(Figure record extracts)

(begin)

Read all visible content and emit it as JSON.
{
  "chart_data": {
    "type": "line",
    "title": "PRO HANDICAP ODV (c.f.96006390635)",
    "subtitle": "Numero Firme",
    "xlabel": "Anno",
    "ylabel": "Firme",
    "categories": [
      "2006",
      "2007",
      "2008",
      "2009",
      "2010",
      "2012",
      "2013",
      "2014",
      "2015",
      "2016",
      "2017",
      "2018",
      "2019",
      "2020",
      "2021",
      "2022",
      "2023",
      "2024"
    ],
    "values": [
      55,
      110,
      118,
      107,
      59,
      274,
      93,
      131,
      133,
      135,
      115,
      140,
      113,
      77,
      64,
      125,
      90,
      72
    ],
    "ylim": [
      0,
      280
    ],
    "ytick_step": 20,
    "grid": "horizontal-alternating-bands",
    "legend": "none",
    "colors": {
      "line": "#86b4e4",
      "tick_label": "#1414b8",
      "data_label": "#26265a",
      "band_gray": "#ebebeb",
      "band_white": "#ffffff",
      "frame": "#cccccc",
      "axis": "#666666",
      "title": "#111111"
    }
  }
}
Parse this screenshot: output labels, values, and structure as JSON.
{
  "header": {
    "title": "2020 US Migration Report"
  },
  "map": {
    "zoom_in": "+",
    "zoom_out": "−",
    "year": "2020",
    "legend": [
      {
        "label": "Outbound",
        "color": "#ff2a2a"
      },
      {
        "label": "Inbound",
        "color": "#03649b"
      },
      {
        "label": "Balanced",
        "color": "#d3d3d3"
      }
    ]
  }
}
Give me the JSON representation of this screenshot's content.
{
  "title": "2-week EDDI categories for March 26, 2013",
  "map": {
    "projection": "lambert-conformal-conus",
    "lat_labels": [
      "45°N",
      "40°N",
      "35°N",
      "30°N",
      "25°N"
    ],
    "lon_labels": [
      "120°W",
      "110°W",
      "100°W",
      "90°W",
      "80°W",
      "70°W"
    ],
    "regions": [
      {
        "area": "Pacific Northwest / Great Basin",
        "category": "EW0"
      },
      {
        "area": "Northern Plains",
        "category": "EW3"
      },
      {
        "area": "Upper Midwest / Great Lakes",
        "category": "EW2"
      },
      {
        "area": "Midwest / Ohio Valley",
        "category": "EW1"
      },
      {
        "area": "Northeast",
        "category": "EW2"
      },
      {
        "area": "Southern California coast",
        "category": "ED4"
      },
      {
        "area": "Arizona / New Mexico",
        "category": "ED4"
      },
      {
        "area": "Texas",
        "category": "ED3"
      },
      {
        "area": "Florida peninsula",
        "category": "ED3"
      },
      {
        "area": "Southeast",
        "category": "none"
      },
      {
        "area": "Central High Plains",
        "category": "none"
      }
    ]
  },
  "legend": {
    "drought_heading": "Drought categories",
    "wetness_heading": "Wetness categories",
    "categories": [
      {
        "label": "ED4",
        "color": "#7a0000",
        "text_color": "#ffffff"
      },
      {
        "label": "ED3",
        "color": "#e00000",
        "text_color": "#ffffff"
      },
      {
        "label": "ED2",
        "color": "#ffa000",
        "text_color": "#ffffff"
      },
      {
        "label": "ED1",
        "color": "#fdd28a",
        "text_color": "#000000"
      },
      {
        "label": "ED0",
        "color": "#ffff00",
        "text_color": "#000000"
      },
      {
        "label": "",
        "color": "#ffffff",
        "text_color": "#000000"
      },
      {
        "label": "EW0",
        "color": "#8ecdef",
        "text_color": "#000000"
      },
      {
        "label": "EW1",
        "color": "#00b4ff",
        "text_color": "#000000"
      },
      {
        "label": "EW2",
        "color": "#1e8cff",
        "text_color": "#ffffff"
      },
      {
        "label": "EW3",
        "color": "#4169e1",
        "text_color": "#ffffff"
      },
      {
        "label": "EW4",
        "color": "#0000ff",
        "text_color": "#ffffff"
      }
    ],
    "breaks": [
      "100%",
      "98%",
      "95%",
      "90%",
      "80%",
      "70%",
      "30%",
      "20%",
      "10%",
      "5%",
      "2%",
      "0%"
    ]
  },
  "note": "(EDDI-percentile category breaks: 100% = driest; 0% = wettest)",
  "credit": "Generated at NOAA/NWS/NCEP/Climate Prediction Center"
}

(end)

▶ **GIVEN TASK**:
Reproduce the full set of records precisely.

▶ **SOLUTION TO THIS EXERCISE**:
Read all visible content and emit it as JSON.
{
  "chart_data": {
    "type": "line",
    "title": "PRO HANDICAP ODV (c.f.96006390635)",
    "subtitle": "Numero Firme",
    "xlabel": "Anno",
    "ylabel": "Firme",
    "categories": [
      "2006",
      "2007",
      "2008",
      "2009",
      "2010",
      "2012",
      "2013",
      "2014",
      "2015",
      "2016",
      "2017",
      "2018",
      "2019",
      "2020",
      "2021",
      "2022",
      "2023",
      "2024"
    ],
    "values": [
      55,
      110,
      118,
      107,
      59,
      274,
      93,
      131,
      133,
      135,
      115,
      140,
      113,
      77,
      64,
      125,
      90,
      72
    ],
    "ylim": [
      0,
      280
    ],
    "ytick_step": 20,
    "grid": "horizontal-alternating-bands",
    "legend": "none",
    "colors": {
      "line": "#86b4e4",
      "tick_label": "#1414b8",
      "data_label": "#26265a",
      "band_gray": "#ebebeb",
      "band_white": "#ffffff",
      "frame": "#cccccc",
      "axis": "#666666",
      "title": "#111111"
    }
  }
}
Parse this screenshot: output labels, values, and structure as JSON.
{
  "header": {
    "title": "2020 US Migration Report"
  },
  "map": {
    "zoom_in": "+",
    "zoom_out": "−",
    "year": "2020",
    "legend": [
      {
        "label": "Outbound",
        "color": "#ff2a2a"
      },
      {
        "label": "Inbound",
        "color": "#03649b"
      },
      {
        "label": "Balanced",
        "color": "#d3d3d3"
      }
    ]
  }
}
Give me the JSON representation of this screenshot's content.
{
  "title": "2-week EDDI categories for March 26, 2013",
  "map": {
    "projection": "lambert-conformal-conus",
    "lat_labels": [
      "45°N",
      "40°N",
      "35°N",
      "30°N",
      "25°N"
    ],
    "lon_labels": [
      "120°W",
      "110°W",
      "100°W",
      "90°W",
      "80°W",
      "70°W"
    ],
    "regions": [
      {
        "area": "Pacific Northwest / Great Basin",
        "category": "EW0"
      },
      {
        "area": "Northern Plains",
        "category": "EW3"
      },
      {
        "area": "Upper Midwest / Great Lakes",
        "category": "EW2"
      },
      {
        "area": "Midwest / Ohio Valley",
        "category": "EW1"
      },
      {
        "area": "Northeast",
        "category": "EW2"
      },
      {
        "area": "Southern California coast",
        "category": "ED4"
      },
      {
        "area": "Arizona / New Mexico",
        "category": "ED4"
      },
      {
        "area": "Texas",
        "category": "ED3"
      },
      {
        "area": "Florida peninsula",
        "category": "ED3"
      },
      {
        "area": "Southeast",
        "category": "none"
      },
      {
        "area": "Central High Plains",
        "category": "none"
      }
    ]
  },
  "legend": {
    "drought_heading": "Drought categories",
    "wetness_heading": "Wetness categories",
    "categories": [
      {
        "label": "ED4",
        "color": "#7a0000",
        "text_color": "#ffffff"
      },
      {
        "label": "ED3",
        "color": "#e00000",
        "text_color": "#ffffff"
      },
      {
        "label": "ED2",
        "color": "#ffa000",
        "text_color": "#ffffff"
      },
      {
        "label": "ED1",
        "color": "#fdd28a",
        "text_color": "#000000"
      },
      {
        "label": "ED0",
        "color": "#ffff00",
        "text_color": "#000000"
      },
      {
        "label": "",
        "color": "#ffffff",
        "text_color": "#000000"
      },
      {
        "label": "EW0",
        "color": "#8ecdef",
        "text_color": "#000000"
      },
      {
        "label": "EW1",
        "color": "#00b4ff",
        "text_color": "#000000"
      },
      {
        "label": "EW2",
        "color": "#1e8cff",
        "text_color": "#ffffff"
      },
      {
        "label": "EW3",
        "color": "#4169e1",
        "text_color": "#ffffff"
      },
      {
        "label": "EW4",
        "color": "#0000ff",
        "text_color": "#ffffff"
      }
    ],
    "breaks": [
      "100%",
      "98%",
      "95%",
      "90%",
      "80%",
      "70%",
      "30%",
      "20%",
      "10%",
      "5%",
      "2%",
      "0%"
    ]
  },
  "note": "(EDDI-percentile category breaks: 100% = driest; 0% = wettest)",
  "credit": "Generated at NOAA/NWS/NCEP/Climate Prediction Center"
}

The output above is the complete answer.